--- Directive ---
Show all lines that include the string "nerfs"; copy each one.

--- Provided data ---
· · · · · · ·

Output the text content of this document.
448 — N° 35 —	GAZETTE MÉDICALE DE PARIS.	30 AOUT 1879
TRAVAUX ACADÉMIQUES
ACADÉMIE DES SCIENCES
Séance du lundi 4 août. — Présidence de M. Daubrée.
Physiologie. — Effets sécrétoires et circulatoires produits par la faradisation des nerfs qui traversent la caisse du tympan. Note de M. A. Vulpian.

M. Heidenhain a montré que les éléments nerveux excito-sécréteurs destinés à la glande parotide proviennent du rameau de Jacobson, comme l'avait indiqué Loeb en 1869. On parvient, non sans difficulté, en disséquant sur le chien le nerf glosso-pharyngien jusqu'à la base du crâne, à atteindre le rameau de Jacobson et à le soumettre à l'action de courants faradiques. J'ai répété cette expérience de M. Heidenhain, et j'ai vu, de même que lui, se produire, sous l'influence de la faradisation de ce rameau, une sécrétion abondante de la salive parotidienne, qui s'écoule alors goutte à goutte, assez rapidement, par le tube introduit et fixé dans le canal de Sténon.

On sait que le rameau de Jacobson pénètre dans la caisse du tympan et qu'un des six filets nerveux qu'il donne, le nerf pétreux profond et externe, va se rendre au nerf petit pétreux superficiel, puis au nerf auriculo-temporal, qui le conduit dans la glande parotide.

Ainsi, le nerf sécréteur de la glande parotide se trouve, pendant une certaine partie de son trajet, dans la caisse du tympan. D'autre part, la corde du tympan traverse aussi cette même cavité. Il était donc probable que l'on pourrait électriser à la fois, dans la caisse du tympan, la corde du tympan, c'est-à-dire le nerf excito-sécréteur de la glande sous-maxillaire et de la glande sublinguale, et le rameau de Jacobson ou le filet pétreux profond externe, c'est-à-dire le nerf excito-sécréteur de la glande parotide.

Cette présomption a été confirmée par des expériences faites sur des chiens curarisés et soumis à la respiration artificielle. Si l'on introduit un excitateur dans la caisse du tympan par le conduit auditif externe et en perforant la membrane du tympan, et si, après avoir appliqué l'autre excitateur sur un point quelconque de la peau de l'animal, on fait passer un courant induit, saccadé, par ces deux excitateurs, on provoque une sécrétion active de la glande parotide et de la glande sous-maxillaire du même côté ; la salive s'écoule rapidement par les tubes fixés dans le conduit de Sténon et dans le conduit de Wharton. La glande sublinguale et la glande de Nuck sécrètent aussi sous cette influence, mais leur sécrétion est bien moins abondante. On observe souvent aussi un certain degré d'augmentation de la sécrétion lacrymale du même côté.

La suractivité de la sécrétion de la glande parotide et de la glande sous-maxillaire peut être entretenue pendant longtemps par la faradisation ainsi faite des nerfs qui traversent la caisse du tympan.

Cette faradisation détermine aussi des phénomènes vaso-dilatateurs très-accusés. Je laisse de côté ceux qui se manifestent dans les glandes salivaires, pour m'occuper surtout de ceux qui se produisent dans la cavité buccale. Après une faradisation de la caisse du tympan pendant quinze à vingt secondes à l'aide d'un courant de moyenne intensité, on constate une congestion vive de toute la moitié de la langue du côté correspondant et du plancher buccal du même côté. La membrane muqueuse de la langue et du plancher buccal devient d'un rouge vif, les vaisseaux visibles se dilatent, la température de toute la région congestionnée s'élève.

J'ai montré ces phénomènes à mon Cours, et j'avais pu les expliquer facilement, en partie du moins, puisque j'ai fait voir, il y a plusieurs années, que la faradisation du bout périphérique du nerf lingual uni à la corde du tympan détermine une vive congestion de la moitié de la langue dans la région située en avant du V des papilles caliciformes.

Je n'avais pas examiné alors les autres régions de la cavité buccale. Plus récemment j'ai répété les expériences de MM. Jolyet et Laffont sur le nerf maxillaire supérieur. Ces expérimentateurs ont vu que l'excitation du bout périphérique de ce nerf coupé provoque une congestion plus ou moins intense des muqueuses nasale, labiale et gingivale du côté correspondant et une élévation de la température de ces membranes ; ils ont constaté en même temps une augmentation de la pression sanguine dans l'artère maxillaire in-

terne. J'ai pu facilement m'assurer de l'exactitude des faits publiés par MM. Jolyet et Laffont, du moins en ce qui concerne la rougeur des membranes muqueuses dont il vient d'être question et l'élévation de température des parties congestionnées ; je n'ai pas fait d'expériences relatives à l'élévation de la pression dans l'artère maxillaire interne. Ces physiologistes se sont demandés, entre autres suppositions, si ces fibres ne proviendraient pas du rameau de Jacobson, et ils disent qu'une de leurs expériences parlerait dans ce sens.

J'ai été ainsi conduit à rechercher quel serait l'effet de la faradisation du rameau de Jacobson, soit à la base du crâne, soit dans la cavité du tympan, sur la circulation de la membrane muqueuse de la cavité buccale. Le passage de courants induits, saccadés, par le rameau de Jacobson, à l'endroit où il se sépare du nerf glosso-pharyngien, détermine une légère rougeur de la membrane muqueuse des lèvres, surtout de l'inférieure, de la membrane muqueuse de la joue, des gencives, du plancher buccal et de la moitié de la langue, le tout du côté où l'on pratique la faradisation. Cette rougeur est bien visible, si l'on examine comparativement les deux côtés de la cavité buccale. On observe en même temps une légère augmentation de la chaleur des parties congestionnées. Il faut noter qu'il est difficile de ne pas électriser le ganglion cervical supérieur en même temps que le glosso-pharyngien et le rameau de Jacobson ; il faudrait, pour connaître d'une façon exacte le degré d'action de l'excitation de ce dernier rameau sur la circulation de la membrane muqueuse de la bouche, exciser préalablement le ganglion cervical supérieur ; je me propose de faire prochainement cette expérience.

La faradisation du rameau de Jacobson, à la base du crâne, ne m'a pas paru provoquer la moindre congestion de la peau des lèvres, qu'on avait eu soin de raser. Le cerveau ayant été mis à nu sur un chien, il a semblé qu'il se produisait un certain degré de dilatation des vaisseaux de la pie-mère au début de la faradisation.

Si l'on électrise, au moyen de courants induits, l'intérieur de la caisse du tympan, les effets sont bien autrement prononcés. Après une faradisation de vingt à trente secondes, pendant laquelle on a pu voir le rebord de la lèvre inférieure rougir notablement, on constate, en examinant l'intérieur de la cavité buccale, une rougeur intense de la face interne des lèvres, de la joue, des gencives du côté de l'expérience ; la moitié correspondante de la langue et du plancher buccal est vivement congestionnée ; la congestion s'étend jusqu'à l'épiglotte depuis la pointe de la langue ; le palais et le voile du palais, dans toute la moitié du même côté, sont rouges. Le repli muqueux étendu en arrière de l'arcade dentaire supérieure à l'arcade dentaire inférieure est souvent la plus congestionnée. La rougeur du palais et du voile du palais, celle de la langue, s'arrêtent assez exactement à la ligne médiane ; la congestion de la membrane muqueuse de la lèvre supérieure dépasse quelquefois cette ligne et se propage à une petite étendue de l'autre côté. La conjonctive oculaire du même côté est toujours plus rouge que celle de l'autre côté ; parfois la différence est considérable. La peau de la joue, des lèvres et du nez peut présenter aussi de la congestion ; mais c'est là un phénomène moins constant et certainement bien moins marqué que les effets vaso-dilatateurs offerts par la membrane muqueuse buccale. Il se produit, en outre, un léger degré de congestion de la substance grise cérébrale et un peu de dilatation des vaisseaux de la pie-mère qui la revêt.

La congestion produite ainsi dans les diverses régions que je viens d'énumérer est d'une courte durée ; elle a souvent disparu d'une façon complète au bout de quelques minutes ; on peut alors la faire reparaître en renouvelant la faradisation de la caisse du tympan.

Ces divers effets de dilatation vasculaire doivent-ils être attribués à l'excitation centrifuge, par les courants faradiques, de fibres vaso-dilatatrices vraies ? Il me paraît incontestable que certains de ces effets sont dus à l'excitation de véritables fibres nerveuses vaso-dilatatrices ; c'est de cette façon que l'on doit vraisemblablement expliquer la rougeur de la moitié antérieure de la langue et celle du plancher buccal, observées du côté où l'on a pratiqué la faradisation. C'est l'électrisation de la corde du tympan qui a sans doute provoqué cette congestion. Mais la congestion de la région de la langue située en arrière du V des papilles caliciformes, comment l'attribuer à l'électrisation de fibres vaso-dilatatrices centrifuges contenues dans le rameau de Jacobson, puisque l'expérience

· · · · · · ·

--- Result of the exercise ---
Physiologie. — Effets sécrétoires et circulatoires produits par la faradisation des nerfs qui traversent la caisse du tympan. Note de M. A. Vulpian.
La suractivité de la sécrétion de la glande parotide et de la glande sous-maxillaire peut être entretenue pendant longtemps par la faradisation ainsi faite des nerfs qui traversent la caisse du tympan.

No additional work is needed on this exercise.